### GIVEN PROBLEM
Please return, unchanged, the lines from the start of the records through the line containing "share-arrow-icon bbox=[1063, 325, 1080, 340]", including that line.

◇ ◇ ◇

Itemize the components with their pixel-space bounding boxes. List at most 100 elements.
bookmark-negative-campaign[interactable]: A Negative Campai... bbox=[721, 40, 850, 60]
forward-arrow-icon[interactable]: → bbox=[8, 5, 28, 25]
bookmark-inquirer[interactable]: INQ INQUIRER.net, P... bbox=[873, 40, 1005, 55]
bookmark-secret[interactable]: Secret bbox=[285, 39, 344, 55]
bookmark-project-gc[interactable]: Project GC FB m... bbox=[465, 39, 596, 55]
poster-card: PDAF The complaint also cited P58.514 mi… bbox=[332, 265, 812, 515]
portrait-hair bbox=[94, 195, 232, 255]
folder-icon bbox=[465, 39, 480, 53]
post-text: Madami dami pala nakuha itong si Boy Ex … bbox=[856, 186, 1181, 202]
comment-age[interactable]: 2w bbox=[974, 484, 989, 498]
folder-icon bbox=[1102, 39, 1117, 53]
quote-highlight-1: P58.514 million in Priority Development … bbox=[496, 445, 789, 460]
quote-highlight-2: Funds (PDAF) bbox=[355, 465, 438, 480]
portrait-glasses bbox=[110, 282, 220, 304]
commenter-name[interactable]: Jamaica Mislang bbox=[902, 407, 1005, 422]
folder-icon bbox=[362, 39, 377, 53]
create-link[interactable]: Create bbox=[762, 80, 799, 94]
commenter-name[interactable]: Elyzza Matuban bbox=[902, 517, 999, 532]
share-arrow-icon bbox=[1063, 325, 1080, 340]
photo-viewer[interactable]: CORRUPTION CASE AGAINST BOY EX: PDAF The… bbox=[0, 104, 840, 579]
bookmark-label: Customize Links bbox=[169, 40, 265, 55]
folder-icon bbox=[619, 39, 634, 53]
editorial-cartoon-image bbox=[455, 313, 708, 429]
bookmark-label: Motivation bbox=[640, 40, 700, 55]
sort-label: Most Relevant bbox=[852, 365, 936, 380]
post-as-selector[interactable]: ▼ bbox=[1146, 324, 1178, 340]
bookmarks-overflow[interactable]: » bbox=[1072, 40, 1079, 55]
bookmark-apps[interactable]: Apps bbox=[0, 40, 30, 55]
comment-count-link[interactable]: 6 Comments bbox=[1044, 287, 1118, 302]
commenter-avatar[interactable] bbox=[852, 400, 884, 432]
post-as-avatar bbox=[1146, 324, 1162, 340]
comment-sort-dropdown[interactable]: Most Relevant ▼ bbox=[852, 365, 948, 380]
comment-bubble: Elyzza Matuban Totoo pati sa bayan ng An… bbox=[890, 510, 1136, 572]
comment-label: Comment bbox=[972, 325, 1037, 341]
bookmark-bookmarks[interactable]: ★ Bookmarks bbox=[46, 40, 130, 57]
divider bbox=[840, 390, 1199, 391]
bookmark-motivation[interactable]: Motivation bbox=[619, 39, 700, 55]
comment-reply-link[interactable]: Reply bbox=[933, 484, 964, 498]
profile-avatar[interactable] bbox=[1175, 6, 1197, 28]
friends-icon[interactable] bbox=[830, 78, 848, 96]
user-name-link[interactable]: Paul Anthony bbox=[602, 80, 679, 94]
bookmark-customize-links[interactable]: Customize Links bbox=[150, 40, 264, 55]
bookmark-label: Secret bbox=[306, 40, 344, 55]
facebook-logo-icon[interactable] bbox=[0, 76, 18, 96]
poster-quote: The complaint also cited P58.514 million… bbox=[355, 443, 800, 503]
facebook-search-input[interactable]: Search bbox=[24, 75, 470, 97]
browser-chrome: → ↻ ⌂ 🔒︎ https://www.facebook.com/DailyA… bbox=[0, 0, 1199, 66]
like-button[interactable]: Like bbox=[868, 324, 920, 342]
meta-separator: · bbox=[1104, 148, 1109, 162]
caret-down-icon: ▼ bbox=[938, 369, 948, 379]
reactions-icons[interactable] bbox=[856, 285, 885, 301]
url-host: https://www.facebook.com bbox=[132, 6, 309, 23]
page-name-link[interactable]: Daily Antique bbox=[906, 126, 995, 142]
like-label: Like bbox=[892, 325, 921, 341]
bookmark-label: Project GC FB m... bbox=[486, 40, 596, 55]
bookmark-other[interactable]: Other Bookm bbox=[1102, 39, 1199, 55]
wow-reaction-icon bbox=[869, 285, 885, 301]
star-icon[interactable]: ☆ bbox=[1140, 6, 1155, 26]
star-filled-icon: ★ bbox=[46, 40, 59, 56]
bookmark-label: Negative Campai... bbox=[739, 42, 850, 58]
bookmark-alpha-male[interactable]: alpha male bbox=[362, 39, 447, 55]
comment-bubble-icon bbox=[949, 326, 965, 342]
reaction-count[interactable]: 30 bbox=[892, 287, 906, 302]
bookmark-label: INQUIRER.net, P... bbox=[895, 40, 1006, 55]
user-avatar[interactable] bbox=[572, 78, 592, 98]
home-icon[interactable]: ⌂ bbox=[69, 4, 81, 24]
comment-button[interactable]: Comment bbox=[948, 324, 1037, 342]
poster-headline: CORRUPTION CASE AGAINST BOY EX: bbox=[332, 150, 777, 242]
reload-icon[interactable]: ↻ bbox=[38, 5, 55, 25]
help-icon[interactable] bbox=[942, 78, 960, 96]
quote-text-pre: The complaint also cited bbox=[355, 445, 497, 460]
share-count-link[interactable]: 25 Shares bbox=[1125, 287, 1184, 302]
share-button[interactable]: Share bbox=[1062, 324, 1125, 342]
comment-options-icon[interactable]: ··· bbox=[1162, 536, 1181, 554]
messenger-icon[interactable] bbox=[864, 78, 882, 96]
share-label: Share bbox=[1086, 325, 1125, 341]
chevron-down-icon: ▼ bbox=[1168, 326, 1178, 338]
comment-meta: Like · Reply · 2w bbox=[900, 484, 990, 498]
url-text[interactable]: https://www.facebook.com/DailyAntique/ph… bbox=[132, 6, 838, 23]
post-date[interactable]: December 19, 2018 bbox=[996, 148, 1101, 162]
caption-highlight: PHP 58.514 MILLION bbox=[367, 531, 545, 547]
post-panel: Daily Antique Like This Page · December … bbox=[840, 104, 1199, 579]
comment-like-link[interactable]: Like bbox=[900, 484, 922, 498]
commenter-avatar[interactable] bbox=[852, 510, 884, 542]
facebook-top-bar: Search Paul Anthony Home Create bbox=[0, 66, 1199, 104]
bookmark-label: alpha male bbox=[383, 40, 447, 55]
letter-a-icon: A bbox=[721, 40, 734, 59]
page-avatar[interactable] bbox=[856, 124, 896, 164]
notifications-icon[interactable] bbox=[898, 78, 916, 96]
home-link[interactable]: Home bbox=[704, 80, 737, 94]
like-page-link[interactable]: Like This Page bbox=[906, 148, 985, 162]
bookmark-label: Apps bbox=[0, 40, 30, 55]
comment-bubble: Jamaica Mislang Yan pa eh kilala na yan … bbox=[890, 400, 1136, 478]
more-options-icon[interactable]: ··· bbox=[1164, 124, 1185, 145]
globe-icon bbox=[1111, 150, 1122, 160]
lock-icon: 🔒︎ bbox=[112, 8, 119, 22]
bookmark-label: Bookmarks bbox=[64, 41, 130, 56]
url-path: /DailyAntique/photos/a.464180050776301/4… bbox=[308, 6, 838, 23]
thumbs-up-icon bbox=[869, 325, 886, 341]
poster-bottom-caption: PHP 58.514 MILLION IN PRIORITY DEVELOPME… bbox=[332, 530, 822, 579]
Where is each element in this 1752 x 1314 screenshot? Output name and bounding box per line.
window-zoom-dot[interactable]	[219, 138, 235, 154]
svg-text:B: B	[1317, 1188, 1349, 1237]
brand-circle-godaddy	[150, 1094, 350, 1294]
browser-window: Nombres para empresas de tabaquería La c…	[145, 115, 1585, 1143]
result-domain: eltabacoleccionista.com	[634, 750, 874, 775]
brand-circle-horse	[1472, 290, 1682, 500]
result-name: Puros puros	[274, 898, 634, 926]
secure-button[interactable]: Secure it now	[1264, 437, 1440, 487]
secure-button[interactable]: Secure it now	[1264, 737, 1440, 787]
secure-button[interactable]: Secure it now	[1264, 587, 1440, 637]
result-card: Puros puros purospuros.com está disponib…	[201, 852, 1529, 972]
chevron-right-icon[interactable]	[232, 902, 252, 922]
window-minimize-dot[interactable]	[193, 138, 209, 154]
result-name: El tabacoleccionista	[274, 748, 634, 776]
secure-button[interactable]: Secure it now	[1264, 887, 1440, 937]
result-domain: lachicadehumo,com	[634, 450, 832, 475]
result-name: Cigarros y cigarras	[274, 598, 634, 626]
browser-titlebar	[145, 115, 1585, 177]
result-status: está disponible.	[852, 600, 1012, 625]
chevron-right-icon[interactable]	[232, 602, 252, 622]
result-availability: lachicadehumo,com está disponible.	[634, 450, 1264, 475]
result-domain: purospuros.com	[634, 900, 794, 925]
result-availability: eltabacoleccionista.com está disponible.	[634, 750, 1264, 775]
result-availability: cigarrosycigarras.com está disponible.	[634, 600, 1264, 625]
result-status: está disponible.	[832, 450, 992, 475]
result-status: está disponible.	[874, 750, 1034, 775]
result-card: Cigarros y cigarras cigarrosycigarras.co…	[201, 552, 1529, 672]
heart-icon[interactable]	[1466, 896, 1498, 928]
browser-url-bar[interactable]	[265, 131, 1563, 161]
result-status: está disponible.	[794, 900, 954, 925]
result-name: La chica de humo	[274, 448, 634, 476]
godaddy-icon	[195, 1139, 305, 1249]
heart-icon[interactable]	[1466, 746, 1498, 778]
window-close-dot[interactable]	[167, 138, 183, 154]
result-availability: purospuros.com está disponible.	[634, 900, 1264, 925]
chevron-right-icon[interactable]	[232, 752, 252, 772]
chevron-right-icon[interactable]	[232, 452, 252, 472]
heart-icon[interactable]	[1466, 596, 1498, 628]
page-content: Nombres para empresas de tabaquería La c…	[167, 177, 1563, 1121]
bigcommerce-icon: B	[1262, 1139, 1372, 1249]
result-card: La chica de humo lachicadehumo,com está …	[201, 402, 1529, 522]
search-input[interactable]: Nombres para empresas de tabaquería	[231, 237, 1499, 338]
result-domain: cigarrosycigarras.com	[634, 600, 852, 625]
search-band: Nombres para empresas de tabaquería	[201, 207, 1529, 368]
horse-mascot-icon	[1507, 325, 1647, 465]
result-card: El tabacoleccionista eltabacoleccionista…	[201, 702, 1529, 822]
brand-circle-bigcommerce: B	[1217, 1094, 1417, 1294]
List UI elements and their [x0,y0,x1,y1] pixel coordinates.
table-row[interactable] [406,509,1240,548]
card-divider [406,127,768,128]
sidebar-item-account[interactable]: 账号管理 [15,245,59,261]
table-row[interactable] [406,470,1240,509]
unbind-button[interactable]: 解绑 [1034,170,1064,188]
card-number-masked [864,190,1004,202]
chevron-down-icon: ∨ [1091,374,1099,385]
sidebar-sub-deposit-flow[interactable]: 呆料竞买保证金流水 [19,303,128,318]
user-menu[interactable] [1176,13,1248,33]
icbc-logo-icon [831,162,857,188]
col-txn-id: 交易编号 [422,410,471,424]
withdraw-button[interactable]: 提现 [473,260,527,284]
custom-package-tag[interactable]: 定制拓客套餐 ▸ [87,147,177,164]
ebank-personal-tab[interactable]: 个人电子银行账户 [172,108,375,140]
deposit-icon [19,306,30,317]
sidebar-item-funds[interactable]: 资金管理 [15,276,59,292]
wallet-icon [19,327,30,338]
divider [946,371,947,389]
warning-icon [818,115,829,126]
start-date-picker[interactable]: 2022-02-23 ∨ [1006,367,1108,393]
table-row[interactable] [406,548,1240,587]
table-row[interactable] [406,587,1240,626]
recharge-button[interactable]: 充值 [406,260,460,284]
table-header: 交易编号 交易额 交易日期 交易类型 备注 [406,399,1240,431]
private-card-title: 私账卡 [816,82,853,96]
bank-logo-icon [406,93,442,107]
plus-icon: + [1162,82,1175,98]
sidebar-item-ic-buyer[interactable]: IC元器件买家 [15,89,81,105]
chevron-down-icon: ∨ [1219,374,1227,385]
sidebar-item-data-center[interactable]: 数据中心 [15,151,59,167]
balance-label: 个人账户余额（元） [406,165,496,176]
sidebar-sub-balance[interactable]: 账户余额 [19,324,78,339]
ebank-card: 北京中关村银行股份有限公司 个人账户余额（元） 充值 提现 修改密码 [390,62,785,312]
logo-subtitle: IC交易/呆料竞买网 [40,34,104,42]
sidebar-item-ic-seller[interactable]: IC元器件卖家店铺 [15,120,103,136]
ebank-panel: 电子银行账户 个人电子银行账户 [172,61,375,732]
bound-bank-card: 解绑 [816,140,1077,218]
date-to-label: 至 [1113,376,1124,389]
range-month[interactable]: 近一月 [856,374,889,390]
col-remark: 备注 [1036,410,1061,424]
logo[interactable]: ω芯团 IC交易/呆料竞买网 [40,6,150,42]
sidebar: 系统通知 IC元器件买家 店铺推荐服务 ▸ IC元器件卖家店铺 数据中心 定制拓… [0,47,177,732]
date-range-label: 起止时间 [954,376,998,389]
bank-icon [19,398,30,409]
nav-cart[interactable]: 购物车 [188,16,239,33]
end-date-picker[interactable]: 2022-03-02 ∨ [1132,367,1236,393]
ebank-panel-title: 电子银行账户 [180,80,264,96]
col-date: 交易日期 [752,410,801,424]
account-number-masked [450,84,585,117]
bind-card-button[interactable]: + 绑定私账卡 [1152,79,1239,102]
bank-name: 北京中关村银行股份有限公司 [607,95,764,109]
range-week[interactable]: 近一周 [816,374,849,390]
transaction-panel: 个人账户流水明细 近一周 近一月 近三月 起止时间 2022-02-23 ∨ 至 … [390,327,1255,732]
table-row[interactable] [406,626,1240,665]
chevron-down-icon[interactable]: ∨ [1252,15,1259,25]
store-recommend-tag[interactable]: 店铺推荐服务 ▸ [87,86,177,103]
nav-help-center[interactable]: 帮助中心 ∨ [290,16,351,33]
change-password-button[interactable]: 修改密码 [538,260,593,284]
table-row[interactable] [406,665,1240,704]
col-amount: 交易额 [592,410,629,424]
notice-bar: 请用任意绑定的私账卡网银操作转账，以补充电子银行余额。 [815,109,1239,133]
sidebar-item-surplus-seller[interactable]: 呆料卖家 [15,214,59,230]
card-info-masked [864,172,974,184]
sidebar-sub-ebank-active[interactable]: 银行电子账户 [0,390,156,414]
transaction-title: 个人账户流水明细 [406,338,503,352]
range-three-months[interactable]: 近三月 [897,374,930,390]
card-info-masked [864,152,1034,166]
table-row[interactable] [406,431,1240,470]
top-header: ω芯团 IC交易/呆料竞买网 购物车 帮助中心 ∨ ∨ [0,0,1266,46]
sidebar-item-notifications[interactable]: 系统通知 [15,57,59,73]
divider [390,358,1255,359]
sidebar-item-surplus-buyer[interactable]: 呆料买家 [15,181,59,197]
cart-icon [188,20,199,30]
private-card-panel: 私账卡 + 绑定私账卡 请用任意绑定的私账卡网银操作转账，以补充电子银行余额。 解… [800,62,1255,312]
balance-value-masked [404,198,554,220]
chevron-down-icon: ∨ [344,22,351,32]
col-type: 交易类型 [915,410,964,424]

◇ ◇ ◇

### REPLY TO THE TASK
Itemize the components with their pixel-space bounding boxes. List at most 100 elements.
bookmark-negative-campaign[interactable]: A Negative Campai... bbox=[721, 40, 850, 60]
forward-arrow-icon[interactable]: → bbox=[8, 5, 28, 25]
bookmark-inquirer[interactable]: INQ INQUIRER.net, P... bbox=[873, 40, 1005, 55]
bookmark-secret[interactable]: Secret bbox=[285, 39, 344, 55]
bookmark-project-gc[interactable]: Project GC FB m... bbox=[465, 39, 596, 55]
poster-card: PDAF The complaint also cited P58.514 mi… bbox=[332, 265, 812, 515]
portrait-hair bbox=[94, 195, 232, 255]
folder-icon bbox=[465, 39, 480, 53]
post-text: Madami dami pala nakuha itong si Boy Ex … bbox=[856, 186, 1181, 202]
comment-age[interactable]: 2w bbox=[974, 484, 989, 498]
folder-icon bbox=[1102, 39, 1117, 53]
quote-highlight-1: P58.514 million in Priority Development … bbox=[496, 445, 789, 460]
quote-highlight-2: Funds (PDAF) bbox=[355, 465, 438, 480]
portrait-glasses bbox=[110, 282, 220, 304]
commenter-name[interactable]: Jamaica Mislang bbox=[902, 407, 1005, 422]
folder-icon bbox=[362, 39, 377, 53]
create-link[interactable]: Create bbox=[762, 80, 799, 94]
commenter-name[interactable]: Elyzza Matuban bbox=[902, 517, 999, 532]
share-arrow-icon bbox=[1063, 325, 1080, 340]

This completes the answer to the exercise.